- [Exercise directions]:
Only lines holding the word "icon" should be copied from the material.

- [Records for the task]:
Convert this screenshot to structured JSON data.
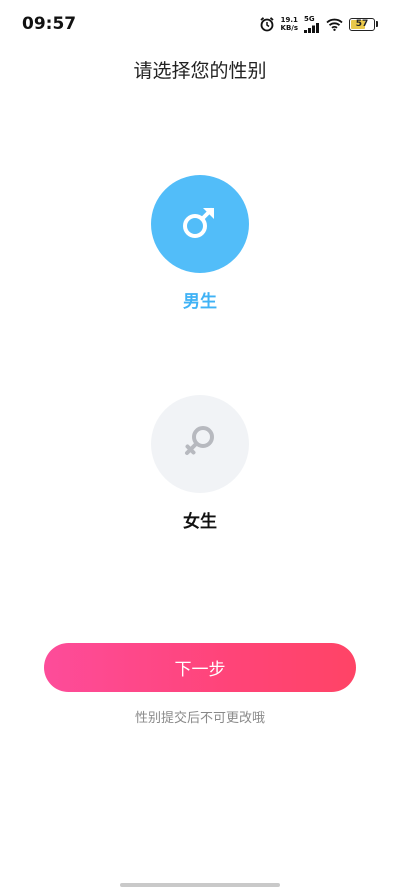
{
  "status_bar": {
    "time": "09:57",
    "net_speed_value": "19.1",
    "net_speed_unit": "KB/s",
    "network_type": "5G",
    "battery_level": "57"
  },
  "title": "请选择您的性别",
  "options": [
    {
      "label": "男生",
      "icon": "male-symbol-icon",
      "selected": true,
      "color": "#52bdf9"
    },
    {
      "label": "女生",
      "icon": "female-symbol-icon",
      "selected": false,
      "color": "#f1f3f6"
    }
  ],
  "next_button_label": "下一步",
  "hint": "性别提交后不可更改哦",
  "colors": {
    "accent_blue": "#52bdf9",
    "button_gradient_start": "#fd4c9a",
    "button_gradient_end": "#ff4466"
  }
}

...

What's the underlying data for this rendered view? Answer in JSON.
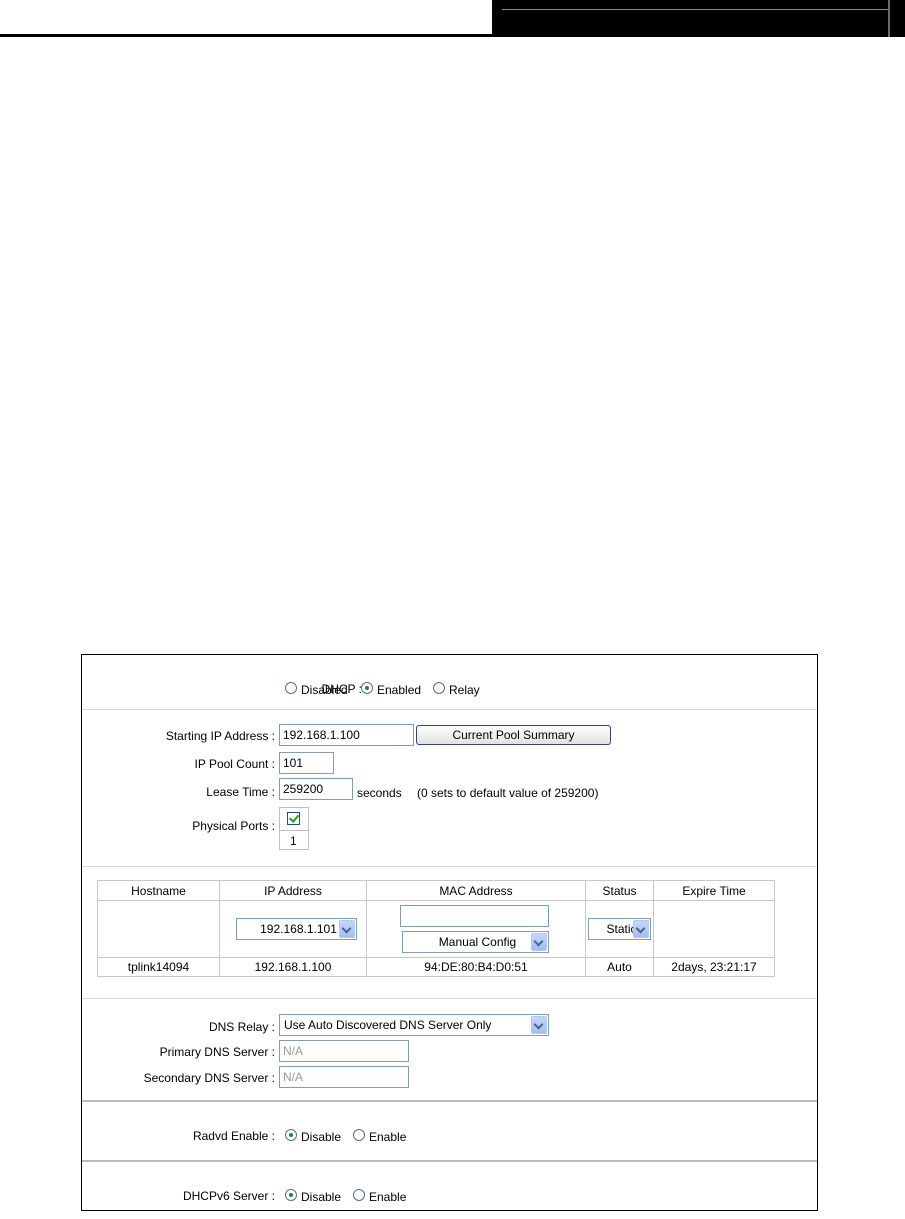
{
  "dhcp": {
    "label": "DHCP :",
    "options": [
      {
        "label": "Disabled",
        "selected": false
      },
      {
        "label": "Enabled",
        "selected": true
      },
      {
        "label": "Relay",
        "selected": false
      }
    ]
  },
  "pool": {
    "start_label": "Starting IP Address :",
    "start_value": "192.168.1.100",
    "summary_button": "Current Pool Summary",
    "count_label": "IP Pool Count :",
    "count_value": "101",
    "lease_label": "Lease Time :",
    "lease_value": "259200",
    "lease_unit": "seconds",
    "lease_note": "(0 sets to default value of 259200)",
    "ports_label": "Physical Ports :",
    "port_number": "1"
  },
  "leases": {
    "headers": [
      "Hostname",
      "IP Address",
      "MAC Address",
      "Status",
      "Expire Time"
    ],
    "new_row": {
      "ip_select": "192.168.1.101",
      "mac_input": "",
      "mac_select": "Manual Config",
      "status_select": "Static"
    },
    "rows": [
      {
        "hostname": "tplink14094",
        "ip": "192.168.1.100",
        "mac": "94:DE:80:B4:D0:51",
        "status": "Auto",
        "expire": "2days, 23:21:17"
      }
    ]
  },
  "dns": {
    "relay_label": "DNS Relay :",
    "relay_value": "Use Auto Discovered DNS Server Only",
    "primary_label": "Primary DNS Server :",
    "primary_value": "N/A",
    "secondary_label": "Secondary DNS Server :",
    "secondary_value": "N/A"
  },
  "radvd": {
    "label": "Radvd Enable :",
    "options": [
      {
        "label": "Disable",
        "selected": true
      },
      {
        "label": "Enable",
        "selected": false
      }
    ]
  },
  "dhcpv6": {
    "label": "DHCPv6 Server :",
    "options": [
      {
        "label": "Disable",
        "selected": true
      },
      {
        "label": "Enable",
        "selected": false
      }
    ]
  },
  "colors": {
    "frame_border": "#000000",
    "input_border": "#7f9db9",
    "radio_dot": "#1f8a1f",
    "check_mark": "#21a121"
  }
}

- [Final result]:
      "icon": "male-symbol-icon",
      "icon": "female-symbol-icon",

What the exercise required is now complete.